> _Problem description_
Return all of the lines below exactly as they are.

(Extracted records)
----------

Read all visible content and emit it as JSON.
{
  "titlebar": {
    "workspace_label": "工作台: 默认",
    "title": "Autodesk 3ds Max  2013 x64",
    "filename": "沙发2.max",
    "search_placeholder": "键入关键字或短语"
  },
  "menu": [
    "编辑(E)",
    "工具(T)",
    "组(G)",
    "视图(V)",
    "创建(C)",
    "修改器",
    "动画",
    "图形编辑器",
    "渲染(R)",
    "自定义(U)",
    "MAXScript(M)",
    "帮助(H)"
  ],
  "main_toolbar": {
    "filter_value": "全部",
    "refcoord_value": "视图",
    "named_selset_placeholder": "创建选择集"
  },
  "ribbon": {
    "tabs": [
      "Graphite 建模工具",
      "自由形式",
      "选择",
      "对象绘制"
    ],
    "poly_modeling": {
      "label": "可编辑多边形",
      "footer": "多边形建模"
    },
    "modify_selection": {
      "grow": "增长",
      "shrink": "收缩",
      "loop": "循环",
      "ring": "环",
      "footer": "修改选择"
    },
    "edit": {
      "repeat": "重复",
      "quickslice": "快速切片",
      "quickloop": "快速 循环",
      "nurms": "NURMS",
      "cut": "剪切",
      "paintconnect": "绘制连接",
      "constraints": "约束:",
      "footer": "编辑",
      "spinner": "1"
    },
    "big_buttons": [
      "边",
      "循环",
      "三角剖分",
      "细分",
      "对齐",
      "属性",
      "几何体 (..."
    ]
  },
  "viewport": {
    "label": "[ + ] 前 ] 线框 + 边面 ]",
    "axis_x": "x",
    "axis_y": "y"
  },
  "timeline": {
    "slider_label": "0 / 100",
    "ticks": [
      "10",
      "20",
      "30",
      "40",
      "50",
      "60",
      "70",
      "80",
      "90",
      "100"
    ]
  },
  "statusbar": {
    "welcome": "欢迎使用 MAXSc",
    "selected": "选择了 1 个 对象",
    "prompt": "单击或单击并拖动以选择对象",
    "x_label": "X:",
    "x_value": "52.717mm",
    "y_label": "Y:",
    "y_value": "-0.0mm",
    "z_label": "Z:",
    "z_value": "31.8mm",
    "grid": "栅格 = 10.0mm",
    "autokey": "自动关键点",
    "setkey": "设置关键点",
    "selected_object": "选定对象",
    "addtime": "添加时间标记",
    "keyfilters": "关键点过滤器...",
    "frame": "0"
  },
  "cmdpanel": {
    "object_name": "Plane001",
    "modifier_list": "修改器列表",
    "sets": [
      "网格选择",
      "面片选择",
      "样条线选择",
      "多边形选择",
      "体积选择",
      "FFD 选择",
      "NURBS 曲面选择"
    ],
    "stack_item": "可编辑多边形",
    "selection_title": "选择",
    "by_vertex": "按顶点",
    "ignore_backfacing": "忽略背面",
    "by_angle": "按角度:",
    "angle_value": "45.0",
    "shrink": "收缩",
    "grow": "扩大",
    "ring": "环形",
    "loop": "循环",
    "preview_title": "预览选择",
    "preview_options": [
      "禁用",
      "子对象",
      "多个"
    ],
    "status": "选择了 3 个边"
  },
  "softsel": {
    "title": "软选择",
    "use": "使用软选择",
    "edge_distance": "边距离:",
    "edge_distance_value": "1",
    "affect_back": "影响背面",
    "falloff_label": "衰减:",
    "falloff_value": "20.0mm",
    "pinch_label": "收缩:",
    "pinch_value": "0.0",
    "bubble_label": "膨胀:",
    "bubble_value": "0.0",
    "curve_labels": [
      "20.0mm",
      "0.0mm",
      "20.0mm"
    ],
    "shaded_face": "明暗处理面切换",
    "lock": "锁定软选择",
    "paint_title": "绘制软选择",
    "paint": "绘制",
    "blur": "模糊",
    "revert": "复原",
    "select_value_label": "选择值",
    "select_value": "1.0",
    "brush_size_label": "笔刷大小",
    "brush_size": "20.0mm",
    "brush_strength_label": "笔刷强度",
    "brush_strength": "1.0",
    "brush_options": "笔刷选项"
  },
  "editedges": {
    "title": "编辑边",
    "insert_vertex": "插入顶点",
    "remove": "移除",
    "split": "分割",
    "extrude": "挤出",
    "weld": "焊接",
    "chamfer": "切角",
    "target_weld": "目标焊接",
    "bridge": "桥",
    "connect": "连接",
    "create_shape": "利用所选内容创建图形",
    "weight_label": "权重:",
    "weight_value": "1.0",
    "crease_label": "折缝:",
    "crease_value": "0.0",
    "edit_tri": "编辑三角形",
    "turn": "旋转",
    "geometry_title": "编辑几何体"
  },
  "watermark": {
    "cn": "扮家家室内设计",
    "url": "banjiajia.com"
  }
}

----------

> _Answer to this exercise_
Read all visible content and emit it as JSON.
{
  "titlebar": {
    "workspace_label": "工作台: 默认",
    "title": "Autodesk 3ds Max  2013 x64",
    "filename": "沙发2.max",
    "search_placeholder": "键入关键字或短语"
  },
  "menu": [
    "编辑(E)",
    "工具(T)",
    "组(G)",
    "视图(V)",
    "创建(C)",
    "修改器",
    "动画",
    "图形编辑器",
    "渲染(R)",
    "自定义(U)",
    "MAXScript(M)",
    "帮助(H)"
  ],
  "main_toolbar": {
    "filter_value": "全部",
    "refcoord_value": "视图",
    "named_selset_placeholder": "创建选择集"
  },
  "ribbon": {
    "tabs": [
      "Graphite 建模工具",
      "自由形式",
      "选择",
      "对象绘制"
    ],
    "poly_modeling": {
      "label": "可编辑多边形",
      "footer": "多边形建模"
    },
    "modify_selection": {
      "grow": "增长",
      "shrink": "收缩",
      "loop": "循环",
      "ring": "环",
      "footer": "修改选择"
    },
    "edit": {
      "repeat": "重复",
      "quickslice": "快速切片",
      "quickloop": "快速 循环",
      "nurms": "NURMS",
      "cut": "剪切",
      "paintconnect": "绘制连接",
      "constraints": "约束:",
      "footer": "编辑",
      "spinner": "1"
    },
    "big_buttons": [
      "边",
      "循环",
      "三角剖分",
      "细分",
      "对齐",
      "属性",
      "几何体 (..."
    ]
  },
  "viewport": {
    "label": "[ + ] 前 ] 线框 + 边面 ]",
    "axis_x": "x",
    "axis_y": "y"
  },
  "timeline": {
    "slider_label": "0 / 100",
    "ticks": [
      "10",
      "20",
      "30",
      "40",
      "50",
      "60",
      "70",
      "80",
      "90",
      "100"
    ]
  },
  "statusbar": {
    "welcome": "欢迎使用 MAXSc",
    "selected": "选择了 1 个 对象",
    "prompt": "单击或单击并拖动以选择对象",
    "x_label": "X:",
    "x_value": "52.717mm",
    "y_label": "Y:",
    "y_value": "-0.0mm",
    "z_label": "Z:",
    "z_value": "31.8mm",
    "grid": "栅格 = 10.0mm",
    "autokey": "自动关键点",
    "setkey": "设置关键点",
    "selected_object": "选定对象",
    "addtime": "添加时间标记",
    "keyfilters": "关键点过滤器...",
    "frame": "0"
  },
  "cmdpanel": {
    "object_name": "Plane001",
    "modifier_list": "修改器列表",
    "sets": [
      "网格选择",
      "面片选择",
      "样条线选择",
      "多边形选择",
      "体积选择",
      "FFD 选择",
      "NURBS 曲面选择"
    ],
    "stack_item": "可编辑多边形",
    "selection_title": "选择",
    "by_vertex": "按顶点",
    "ignore_backfacing": "忽略背面",
    "by_angle": "按角度:",
    "angle_value": "45.0",
    "shrink": "收缩",
    "grow": "扩大",
    "ring": "环形",
    "loop": "循环",
    "preview_title": "预览选择",
    "preview_options": [
      "禁用",
      "子对象",
      "多个"
    ],
    "status": "选择了 3 个边"
  },
  "softsel": {
    "title": "软选择",
    "use": "使用软选择",
    "edge_distance": "边距离:",
    "edge_distance_value": "1",
    "affect_back": "影响背面",
    "falloff_label": "衰减:",
    "falloff_value": "20.0mm",
    "pinch_label": "收缩:",
    "pinch_value": "0.0",
    "bubble_label": "膨胀:",
    "bubble_value": "0.0",
    "curve_labels": [
      "20.0mm",
      "0.0mm",
      "20.0mm"
    ],
    "shaded_face": "明暗处理面切换",
    "lock": "锁定软选择",
    "paint_title": "绘制软选择",
    "paint": "绘制",
    "blur": "模糊",
    "revert": "复原",
    "select_value_label": "选择值",
    "select_value": "1.0",
    "brush_size_label": "笔刷大小",
    "brush_size": "20.0mm",
    "brush_strength_label": "笔刷强度",
    "brush_strength": "1.0",
    "brush_options": "笔刷选项"
  },
  "editedges": {
    "title": "编辑边",
    "insert_vertex": "插入顶点",
    "remove": "移除",
    "split": "分割",
    "extrude": "挤出",
    "weld": "焊接",
    "chamfer": "切角",
    "target_weld": "目标焊接",
    "bridge": "桥",
    "connect": "连接",
    "create_shape": "利用所选内容创建图形",
    "weight_label": "权重:",
    "weight_value": "1.0",
    "crease_label": "折缝:",
    "crease_value": "0.0",
    "edit_tri": "编辑三角形",
    "turn": "旋转",
    "geometry_title": "编辑几何体"
  },
  "watermark": {
    "cn": "扮家家室内设计",
    "url": "banjiajia.com"
  }
}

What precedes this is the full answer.